-- Start of INPUT RECORDS --
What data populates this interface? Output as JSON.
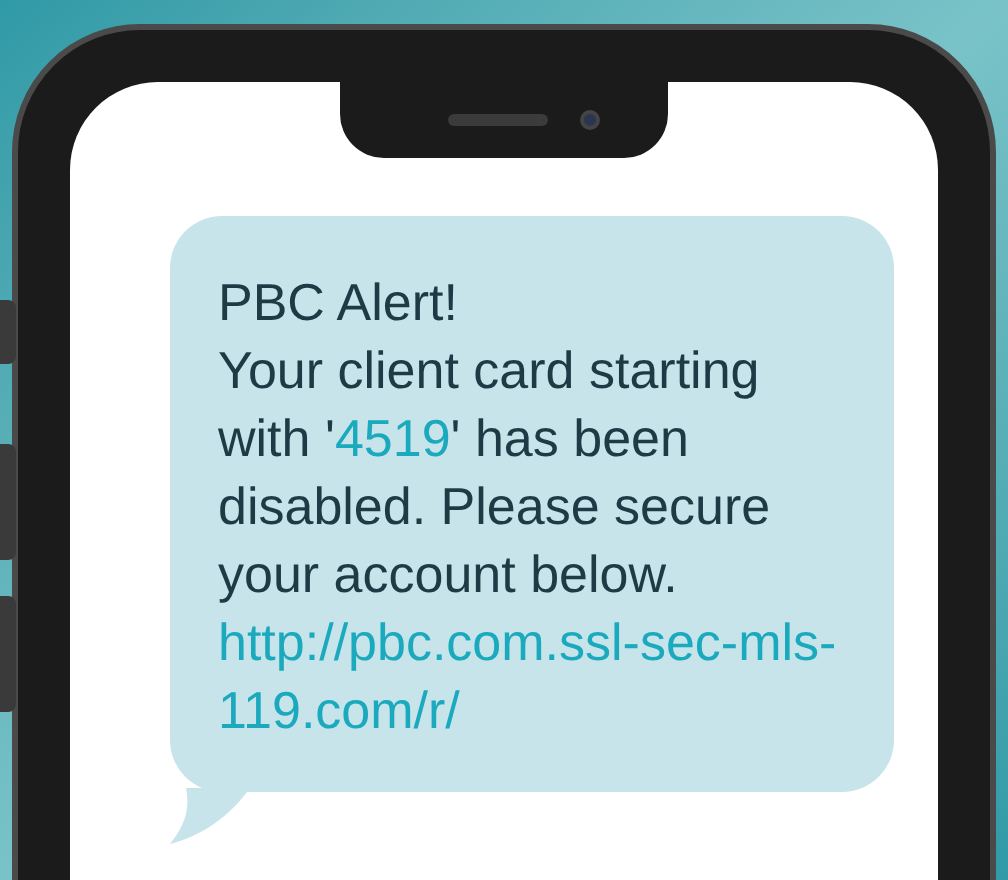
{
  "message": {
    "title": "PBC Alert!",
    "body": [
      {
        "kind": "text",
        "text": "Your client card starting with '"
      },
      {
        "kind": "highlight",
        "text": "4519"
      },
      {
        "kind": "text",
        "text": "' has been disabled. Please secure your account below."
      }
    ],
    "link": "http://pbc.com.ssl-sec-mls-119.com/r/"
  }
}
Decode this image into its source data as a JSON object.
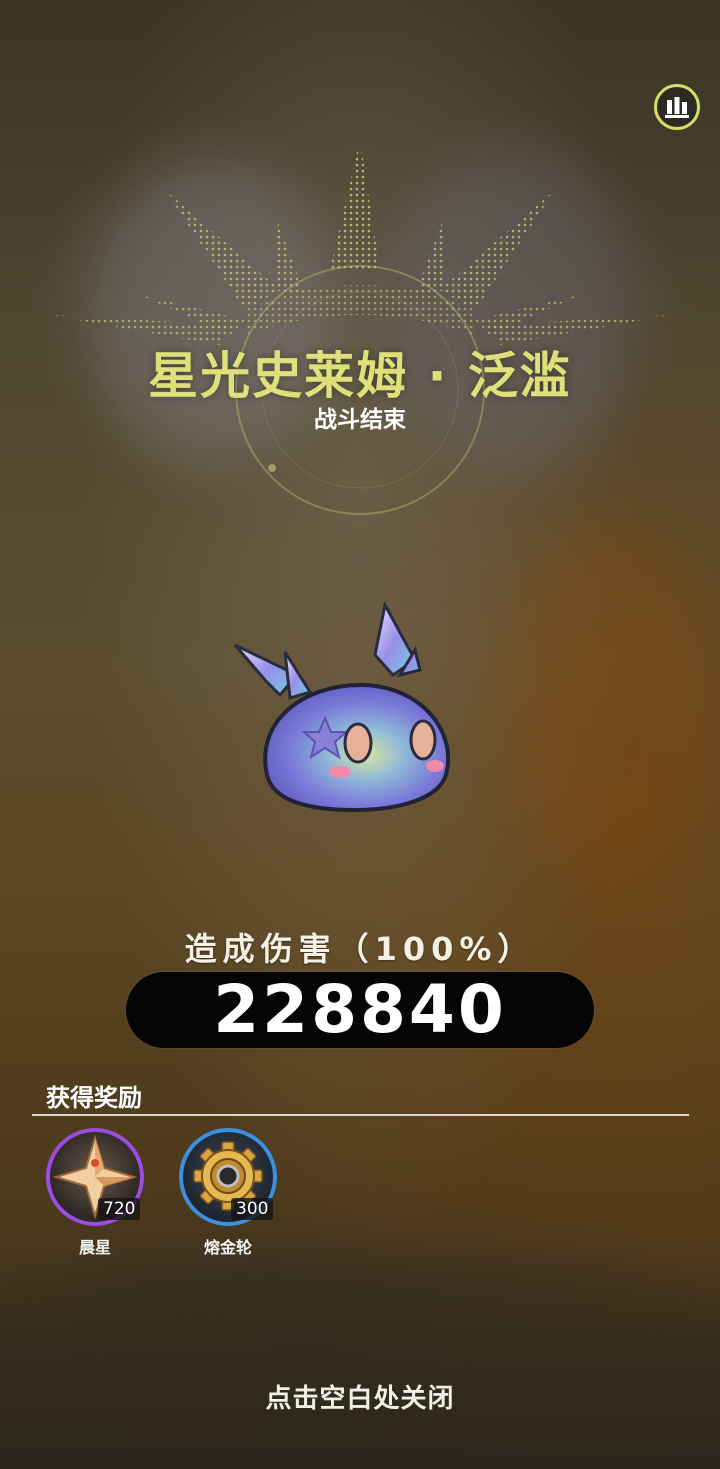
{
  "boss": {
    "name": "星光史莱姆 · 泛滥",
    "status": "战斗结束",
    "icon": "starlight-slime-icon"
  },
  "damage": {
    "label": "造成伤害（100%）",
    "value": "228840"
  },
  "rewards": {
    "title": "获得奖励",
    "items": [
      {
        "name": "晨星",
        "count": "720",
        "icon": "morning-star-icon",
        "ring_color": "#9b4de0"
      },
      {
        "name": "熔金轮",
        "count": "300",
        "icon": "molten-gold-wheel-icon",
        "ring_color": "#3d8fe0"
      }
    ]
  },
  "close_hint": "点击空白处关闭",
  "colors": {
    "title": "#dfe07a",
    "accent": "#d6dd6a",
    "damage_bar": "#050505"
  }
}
-- End of INPUT RECORDS --
> **OBJECTIVE**: Within the material above, find the lines that contain the word "data"; copy them.

> **REPLY TO THE EXERCISE**:
What data populates this interface? Output as JSON.
Decode this image into its source data as a JSON object.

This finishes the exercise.